[Prompt 1]
Please copy the section of the Summa Liftologica starting at "Maybe the best" and ending at "third: Have standards.".
[Prompt 2]
Go on with the Summa Liftologica from the last line shown.

[Excerpted passage]
..............................
The Summa Liftologica of Daniel John

The following reflects all my years in sports (and life). What is amazing about this list of “truths” is that none of these are exotic, so nobody pays attention! The Summa Liftologica of Daniel John:  KISS me, you fool!

Little and Often and Long

Apples and Oranges

Food for what ails you

Don’t worry: there will be more ‘days like this.’

Point, the first: KISS, or Keep It Simple, Stupid!

Overview: Paredo, the Italian economist, discovered the 80-20 Rule. That is, 20 % of what you do, gives you 80% of the final effort. In application, 80% of a company’s sales comes from 20% of the clients. In athletics, 20% of your training leads to 80% of your competition efforts.

The key is to find the 20% that leads to the “biggest bang for the buck!” Most athletes usually come to the answer that, and this is beyond what mom and dad provided at birth, in the weight room it is the basics: cleans, presses, squats. On the track, it might be stadium steps, hills or sprints. For the endurance athlete, it might be those “hard runs” with friends on Saturdays. Once an athlete knows the techniques, sometimes very great progress is made on the simplest of programs. For example, many, many lifters and throwers used the following program in the Sixties and early Seventies:

Monday: Train Hard (and heavy and go home!)

Tuesday: Rest

Wednesday: Train Hard

Thursday: Rest

Friday: Rest

Saturday: Train very hard; if competing train very hard after competition Keep the exercise number low, the intensity high!

Essentially, the simpler the better. The key is to trust that honest hard training on basic core movements leads to improvement in lean muscle, performance, and measured strength. For me, this means Power Snatches, Clean and Press, and Overhead Squats. These three lifts make the discus go farther and my total in the Olympic Lifts go up. If all I do is Power Snatch on Monday, Clean and Press on Wednesday, and Overhead Squat on Saturday, I am going to be at 80plus percent of my best. Hell, maybe over 100% because …

Point, the second: Little and Often over the Long Haul!

Overview: Success is like the erection of a building. It is one brick laid upon another. So too, with training: it is the ability to squeeze out five pounds here and a rep there that leads to long term success! Programs that promise huge gains in three weeks don’t mention the huge drops the next three. For an example, I offer 1964 Olympic Shot Put Champion Dallas Long’s High School lifting bests:

9th Grade Squat 90 Military Press 90 Bench Press 90

10th Grade Squat 125 Military Press 125 Bench Press 125

11th Grade Squat 200 Military Press 200 Bench Press 200

12th Grade Squat 350 Military Press 275 Bench Press 350

This senior year, he blasted the 16 pound college shot over 61 feet. In 1957!

Prepping for the 64 Olympics, he would bench up to 440 for 3, Incline 370 for 3, and Squat 4 sets of 5 with 400 pounds. These reflect eleven years of training to become Olympic champ. None of his lifts are breathtaking, none of the leaps in improvement unbelievable. A little here, a little there …

Maybe the best book to supplement this idea is Paul Kelso’s Powerlifting Basics, Texas-Style from Iron Mind Enterprises. Simple, basic instruction perhaps, but Kelso’s emphasis on “Showing Up” is brilliant.

Point, the third: Have standards.
..............................
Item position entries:
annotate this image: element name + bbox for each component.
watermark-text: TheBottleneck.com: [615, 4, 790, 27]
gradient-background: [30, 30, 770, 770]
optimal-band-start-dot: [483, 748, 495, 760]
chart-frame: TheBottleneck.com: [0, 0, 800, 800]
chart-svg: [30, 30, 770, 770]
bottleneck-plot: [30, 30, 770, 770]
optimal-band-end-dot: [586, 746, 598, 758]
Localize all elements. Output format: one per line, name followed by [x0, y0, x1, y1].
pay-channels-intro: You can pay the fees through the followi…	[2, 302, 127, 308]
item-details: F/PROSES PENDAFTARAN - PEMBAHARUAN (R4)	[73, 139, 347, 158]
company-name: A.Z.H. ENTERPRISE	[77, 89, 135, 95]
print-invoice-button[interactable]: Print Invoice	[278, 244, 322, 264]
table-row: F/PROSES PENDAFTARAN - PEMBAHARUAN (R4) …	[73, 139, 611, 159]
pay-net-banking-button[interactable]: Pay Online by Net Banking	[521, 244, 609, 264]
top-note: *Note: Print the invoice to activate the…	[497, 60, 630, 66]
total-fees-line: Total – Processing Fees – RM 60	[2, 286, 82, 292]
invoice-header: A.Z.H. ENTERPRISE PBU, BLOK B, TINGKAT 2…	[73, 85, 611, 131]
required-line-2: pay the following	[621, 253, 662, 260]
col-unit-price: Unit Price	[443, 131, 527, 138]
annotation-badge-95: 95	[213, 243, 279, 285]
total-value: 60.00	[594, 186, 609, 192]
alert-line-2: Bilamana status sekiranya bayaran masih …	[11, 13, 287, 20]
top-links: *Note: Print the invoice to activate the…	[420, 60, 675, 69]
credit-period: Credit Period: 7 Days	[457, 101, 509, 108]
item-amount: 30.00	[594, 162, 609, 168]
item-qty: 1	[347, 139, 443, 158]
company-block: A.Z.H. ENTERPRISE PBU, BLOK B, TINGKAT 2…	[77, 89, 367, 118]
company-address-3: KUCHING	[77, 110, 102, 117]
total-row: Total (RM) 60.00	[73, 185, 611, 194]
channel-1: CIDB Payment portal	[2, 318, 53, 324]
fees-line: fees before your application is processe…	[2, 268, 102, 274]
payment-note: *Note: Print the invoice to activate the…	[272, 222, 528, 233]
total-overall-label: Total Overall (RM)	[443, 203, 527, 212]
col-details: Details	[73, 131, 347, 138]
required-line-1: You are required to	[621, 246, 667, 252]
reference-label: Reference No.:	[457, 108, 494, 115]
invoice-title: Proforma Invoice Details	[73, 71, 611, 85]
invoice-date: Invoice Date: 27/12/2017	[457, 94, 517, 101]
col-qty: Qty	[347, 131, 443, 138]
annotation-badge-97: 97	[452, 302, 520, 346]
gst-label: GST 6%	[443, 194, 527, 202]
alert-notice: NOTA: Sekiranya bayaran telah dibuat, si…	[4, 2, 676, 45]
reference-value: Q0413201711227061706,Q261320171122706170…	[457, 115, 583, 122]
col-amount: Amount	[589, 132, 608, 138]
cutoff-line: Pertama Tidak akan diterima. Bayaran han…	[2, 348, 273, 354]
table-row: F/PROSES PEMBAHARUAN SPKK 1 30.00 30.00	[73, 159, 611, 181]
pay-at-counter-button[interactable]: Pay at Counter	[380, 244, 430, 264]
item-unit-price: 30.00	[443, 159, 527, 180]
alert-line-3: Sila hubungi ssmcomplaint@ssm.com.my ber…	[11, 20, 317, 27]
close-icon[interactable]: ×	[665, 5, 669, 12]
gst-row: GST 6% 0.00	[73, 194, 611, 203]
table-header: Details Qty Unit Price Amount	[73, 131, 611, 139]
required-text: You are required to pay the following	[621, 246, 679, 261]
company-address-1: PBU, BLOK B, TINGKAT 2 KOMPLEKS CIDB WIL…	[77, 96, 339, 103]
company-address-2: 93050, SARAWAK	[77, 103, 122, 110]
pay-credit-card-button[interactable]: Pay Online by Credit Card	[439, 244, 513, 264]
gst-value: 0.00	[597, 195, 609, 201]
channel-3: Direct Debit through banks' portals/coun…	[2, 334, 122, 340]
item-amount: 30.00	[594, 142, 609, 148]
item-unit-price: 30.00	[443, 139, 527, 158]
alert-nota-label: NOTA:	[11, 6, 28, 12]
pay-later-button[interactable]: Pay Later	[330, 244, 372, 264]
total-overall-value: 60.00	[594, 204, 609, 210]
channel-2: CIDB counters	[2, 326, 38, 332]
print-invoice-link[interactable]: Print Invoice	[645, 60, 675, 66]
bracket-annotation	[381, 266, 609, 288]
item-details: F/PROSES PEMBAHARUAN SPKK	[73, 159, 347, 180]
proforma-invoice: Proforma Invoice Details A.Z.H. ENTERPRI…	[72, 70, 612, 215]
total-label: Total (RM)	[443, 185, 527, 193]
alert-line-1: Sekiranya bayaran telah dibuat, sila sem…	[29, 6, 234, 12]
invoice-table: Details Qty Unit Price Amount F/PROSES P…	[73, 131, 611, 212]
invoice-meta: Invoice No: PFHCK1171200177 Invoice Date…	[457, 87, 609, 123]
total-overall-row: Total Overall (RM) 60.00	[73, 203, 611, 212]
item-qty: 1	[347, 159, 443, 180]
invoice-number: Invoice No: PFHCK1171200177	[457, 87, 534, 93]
..............................
[Exercise response 1]
Maybe the best book to supplement this idea is Paul Kelso’s Powerlifting Basics, Texas-Style from Iron Mind Enterprises. Simple, basic instruction perhaps, but Kelso’s emphasis on “Showing Up” is brilliant.

Point, the third: Have standards.

[Exercise response 2]
Overview: As an Olympic lifter, my squat goes up 200 pounds by adding knee wraps and a supersuit. How does this effect my o lifts? I have no idea. Standards are simply that: what are the units that I measure my improvement with? For health, the guys at the Olympic Training Center made it clear that annual blood tests are your best bet. Cholestrol and triglycerides can be compared to past eating behaviors, prostate problems can be checked, even gout by blood tests. A yearly blood test has a standard to compare itself with, last year’s blood test.

In lifting, it is a little more murky. Olympic lifters have their best competition snatch and clean and jerks. Powerlifters need to be more careful: one federation may ban certain wraps and belts. The deadlift in competition may serve as a good standard. As long as your lifts go up, you are making progress.

Photos have really helped my wife and may be an idea for others. She stands in the same doorway in a bikini (no, you can’t get the proofs) and takes front, side and back. Then she compares and contrasts them with the last batch. She discovered that the scale lies.

Other standards? Well, there are some classic ones: bodyweight military press, bodyweight snatch, and double bodyweight squat are common enough standards that I heard of them in several different settings.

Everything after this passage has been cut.